Data lines →
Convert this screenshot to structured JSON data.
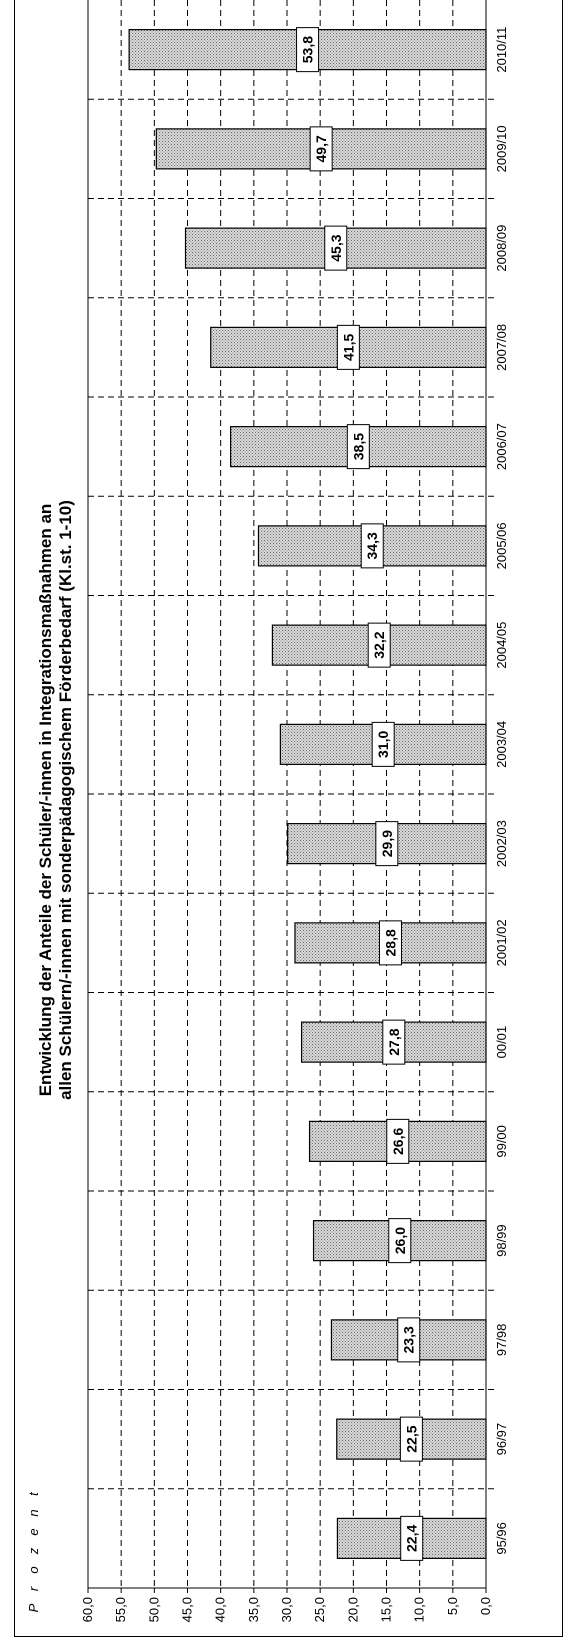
{
  "chart_data": {
    "type": "bar",
    "title": "Entwicklung der Anteile der Schüler/-innen in Integrationsmaßnahmen an allen Schülern/-innen mit sonderpädagogischem Förderbedarf (Kl.st. 1-10)",
    "title_lines": [
      "Entwicklung der Anteile der Schüler/-innen in Integrationsmaßnahmen an",
      "allen Schülern/-innen mit sonderpädagogischem Förderbedarf (Kl.st. 1-10)"
    ],
    "ylabel": "Prozent",
    "ylim": [
      0,
      60
    ],
    "ytick_labels": [
      "0,0",
      "5,0",
      "10,0",
      "15,0",
      "20,0",
      "25,0",
      "30,0",
      "35,0",
      "40,0",
      "45,0",
      "50,0",
      "55,0",
      "60,0"
    ],
    "categories": [
      "95/96",
      "96/97",
      "97/98",
      "98/99",
      "99/00",
      "00/01",
      "2001/02",
      "2002/03",
      "2003/04",
      "2004/05",
      "2005/06",
      "2006/07",
      "2007/08",
      "2008/09",
      "2009/10",
      "2010/11"
    ],
    "values": [
      22.4,
      22.5,
      23.3,
      26.0,
      26.6,
      27.8,
      28.8,
      29.9,
      31.0,
      32.2,
      34.3,
      38.5,
      41.5,
      45.3,
      49.7,
      53.8
    ],
    "value_labels": [
      "22,4",
      "22,5",
      "23,3",
      "26,0",
      "26,6",
      "27,8",
      "28,8",
      "29,9",
      "31,0",
      "32,2",
      "34,3",
      "38,5",
      "41,5",
      "45,3",
      "49,7",
      "53,8"
    ],
    "grid": true
  }
}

To do →
Print all of the entries word for word. Omit the pictures they contain.

Exercise output →
Convert this screenshot to structured JSON data.
{
  "chart_data": {
    "type": "bar",
    "title": "Entwicklung der Anteile der Schüler/-innen in Integrationsmaßnahmen an allen Schülern/-innen mit sonderpädagogischem Förderbedarf (Kl.st. 1-10)",
    "title_lines": [
      "Entwicklung der Anteile der Schüler/-innen in Integrationsmaßnahmen an",
      "allen Schülern/-innen mit sonderpädagogischem Förderbedarf (Kl.st. 1-10)"
    ],
    "ylabel": "Prozent",
    "ylim": [
      0,
      60
    ],
    "ytick_labels": [
      "0,0",
      "5,0",
      "10,0",
      "15,0",
      "20,0",
      "25,0",
      "30,0",
      "35,0",
      "40,0",
      "45,0",
      "50,0",
      "55,0",
      "60,0"
    ],
    "categories": [
      "95/96",
      "96/97",
      "97/98",
      "98/99",
      "99/00",
      "00/01",
      "2001/02",
      "2002/03",
      "2003/04",
      "2004/05",
      "2005/06",
      "2006/07",
      "2007/08",
      "2008/09",
      "2009/10",
      "2010/11"
    ],
    "values": [
      22.4,
      22.5,
      23.3,
      26.0,
      26.6,
      27.8,
      28.8,
      29.9,
      31.0,
      32.2,
      34.3,
      38.5,
      41.5,
      45.3,
      49.7,
      53.8
    ],
    "value_labels": [
      "22,4",
      "22,5",
      "23,3",
      "26,0",
      "26,6",
      "27,8",
      "28,8",
      "29,9",
      "31,0",
      "32,2",
      "34,3",
      "38,5",
      "41,5",
      "45,3",
      "49,7",
      "53,8"
    ],
    "grid": true
  }
}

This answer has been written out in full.